-- Your instructions --
Edit the stretch from the start of the entries through the line containing "category-label: Liquid line - valve open, closure", changing "deteriorated" to "damaged" and leaving everything else unchanged.

-- Element boundary records --
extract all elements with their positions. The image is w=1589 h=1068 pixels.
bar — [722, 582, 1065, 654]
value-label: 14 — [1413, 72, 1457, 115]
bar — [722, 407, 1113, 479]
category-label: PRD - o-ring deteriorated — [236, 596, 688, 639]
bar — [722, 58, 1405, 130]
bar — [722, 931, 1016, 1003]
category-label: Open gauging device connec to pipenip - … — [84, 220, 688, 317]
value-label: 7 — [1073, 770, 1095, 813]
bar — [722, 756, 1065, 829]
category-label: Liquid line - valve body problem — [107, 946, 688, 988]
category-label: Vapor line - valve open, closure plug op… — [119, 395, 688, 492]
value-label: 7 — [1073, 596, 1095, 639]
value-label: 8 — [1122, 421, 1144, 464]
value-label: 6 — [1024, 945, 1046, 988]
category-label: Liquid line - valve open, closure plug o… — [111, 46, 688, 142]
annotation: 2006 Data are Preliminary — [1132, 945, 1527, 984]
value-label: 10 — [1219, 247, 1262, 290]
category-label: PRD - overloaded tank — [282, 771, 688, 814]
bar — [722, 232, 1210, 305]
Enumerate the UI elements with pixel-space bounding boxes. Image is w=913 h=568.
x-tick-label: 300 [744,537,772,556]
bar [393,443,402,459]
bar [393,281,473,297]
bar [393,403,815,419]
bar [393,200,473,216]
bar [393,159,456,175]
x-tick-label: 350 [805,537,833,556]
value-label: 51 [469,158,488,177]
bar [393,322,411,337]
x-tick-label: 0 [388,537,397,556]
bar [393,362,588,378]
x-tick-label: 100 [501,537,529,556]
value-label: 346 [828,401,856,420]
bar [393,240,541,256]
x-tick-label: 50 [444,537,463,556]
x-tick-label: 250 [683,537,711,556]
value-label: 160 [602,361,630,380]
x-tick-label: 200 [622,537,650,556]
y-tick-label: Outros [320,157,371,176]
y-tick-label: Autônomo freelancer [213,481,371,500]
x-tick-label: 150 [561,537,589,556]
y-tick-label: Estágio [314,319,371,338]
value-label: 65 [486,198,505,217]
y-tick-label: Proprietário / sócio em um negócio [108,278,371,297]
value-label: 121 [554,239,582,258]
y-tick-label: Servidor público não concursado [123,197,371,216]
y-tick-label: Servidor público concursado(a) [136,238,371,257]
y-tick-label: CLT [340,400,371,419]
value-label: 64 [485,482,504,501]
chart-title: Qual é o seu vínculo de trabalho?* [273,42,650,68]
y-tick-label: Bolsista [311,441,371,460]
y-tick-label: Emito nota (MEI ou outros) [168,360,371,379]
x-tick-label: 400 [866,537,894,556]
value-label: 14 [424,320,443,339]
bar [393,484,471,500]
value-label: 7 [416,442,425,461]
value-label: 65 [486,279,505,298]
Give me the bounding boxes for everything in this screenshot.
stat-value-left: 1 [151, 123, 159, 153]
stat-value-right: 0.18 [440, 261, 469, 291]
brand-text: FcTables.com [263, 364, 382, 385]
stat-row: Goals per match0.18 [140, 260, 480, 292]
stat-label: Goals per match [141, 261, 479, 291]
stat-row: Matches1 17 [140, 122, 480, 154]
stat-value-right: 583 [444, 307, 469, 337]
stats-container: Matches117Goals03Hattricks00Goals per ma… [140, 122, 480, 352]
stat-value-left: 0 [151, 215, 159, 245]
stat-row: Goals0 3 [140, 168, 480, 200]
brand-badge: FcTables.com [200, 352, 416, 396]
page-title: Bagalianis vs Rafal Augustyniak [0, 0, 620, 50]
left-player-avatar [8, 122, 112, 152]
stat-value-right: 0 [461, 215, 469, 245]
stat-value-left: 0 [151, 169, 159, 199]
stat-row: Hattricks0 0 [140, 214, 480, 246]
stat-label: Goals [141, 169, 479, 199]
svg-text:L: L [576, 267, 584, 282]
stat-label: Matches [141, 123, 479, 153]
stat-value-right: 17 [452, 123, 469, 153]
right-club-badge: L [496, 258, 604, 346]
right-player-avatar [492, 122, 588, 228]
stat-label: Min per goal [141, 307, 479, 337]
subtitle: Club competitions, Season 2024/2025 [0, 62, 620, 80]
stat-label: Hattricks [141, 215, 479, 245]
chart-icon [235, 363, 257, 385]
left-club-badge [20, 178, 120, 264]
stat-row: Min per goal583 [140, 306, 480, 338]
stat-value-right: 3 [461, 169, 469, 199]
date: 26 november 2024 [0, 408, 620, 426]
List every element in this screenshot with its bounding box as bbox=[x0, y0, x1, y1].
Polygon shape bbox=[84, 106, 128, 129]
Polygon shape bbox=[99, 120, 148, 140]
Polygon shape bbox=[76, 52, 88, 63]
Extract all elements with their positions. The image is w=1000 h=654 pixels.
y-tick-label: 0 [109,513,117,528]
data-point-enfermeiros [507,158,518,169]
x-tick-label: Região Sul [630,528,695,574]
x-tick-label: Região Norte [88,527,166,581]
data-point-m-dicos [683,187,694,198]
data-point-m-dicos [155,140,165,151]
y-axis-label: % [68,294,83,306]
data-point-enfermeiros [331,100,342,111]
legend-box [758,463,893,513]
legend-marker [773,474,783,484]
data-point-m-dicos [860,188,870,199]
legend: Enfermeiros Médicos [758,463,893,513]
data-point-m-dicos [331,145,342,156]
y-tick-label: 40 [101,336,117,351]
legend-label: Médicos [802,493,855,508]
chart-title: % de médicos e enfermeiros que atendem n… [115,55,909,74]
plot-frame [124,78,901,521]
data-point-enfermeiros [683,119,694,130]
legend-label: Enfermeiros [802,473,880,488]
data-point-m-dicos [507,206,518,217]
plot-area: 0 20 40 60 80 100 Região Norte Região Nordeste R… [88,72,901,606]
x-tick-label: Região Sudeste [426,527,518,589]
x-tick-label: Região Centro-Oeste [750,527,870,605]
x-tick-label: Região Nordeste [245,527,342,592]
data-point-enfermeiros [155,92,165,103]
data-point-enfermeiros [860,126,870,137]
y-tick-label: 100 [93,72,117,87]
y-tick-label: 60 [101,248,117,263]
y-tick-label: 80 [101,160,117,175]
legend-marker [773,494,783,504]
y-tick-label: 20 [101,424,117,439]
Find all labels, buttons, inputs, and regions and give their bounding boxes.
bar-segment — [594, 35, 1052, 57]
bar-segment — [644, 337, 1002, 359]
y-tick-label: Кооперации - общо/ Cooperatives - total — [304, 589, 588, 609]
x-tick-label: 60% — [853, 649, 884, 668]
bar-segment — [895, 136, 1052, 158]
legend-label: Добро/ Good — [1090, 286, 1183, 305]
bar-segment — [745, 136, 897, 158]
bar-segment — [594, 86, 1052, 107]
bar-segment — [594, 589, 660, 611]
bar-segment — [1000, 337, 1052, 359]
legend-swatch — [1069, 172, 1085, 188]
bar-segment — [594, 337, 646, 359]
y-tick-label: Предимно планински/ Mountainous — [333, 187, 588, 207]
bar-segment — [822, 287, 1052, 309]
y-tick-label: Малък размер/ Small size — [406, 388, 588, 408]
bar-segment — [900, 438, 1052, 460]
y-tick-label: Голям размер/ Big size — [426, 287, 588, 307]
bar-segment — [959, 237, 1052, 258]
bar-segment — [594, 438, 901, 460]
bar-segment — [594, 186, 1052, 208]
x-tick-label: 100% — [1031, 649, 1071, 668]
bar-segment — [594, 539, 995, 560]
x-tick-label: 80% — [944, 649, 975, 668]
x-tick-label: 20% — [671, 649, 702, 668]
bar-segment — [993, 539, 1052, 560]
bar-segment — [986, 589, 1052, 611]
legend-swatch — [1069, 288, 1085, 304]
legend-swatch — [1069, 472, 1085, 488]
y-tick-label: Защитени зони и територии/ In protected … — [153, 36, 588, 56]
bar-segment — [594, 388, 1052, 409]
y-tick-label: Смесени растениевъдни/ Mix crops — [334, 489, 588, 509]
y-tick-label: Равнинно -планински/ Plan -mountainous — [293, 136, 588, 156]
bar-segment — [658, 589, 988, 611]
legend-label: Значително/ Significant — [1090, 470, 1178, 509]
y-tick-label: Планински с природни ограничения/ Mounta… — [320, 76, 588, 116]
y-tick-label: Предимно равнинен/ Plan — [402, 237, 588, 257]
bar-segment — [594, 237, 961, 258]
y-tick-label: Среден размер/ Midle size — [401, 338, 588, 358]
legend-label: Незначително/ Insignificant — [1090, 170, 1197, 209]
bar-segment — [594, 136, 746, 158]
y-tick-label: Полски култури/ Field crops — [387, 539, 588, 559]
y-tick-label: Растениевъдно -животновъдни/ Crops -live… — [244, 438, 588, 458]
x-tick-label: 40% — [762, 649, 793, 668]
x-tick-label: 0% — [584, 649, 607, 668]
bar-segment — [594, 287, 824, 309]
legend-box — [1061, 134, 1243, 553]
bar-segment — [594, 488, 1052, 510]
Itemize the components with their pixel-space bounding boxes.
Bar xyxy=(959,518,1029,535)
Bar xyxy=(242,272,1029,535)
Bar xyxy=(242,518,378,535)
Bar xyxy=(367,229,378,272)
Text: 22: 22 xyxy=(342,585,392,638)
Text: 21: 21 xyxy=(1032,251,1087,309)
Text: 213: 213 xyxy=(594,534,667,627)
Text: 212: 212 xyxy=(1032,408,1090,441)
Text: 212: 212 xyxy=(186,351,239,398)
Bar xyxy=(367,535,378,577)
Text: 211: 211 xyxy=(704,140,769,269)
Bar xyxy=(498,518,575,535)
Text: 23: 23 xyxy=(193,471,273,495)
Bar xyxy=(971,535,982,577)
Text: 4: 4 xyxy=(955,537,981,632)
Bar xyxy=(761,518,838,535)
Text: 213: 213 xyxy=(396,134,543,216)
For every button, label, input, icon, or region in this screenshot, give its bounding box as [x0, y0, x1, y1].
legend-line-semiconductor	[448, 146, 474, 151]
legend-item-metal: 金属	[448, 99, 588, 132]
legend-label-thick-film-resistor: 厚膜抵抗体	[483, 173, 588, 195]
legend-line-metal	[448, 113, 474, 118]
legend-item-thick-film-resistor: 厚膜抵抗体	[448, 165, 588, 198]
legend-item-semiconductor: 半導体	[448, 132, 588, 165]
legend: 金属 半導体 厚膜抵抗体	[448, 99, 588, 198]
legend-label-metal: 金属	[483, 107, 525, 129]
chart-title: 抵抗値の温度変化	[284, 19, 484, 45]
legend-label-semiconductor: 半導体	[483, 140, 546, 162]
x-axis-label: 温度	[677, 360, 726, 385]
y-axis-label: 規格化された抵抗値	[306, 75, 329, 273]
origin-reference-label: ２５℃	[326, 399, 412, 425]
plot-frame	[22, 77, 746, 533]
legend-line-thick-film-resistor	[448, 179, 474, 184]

-- Task answer --
extract all elements with their positions. The image is w=1589 h=1068 pixels.
bar — [722, 582, 1065, 654]
value-label: 14 — [1413, 72, 1457, 115]
bar — [722, 407, 1113, 479]
category-label: PRD - o-ring damaged — [236, 596, 688, 639]
bar — [722, 58, 1405, 130]
bar — [722, 931, 1016, 1003]
category-label: Open gauging device connec to pipenip - … — [84, 220, 688, 317]
value-label: 7 — [1073, 770, 1095, 813]
bar — [722, 756, 1065, 829]
category-label: Liquid line - valve body problem — [107, 946, 688, 988]
category-label: Vapor line - valve open, closure plug op… — [119, 395, 688, 492]
value-label: 7 — [1073, 596, 1095, 639]
value-label: 8 — [1122, 421, 1144, 464]
value-label: 6 — [1024, 945, 1046, 988]
category-label: Liquid line - valve open, closure plug o… — [111, 46, 688, 142]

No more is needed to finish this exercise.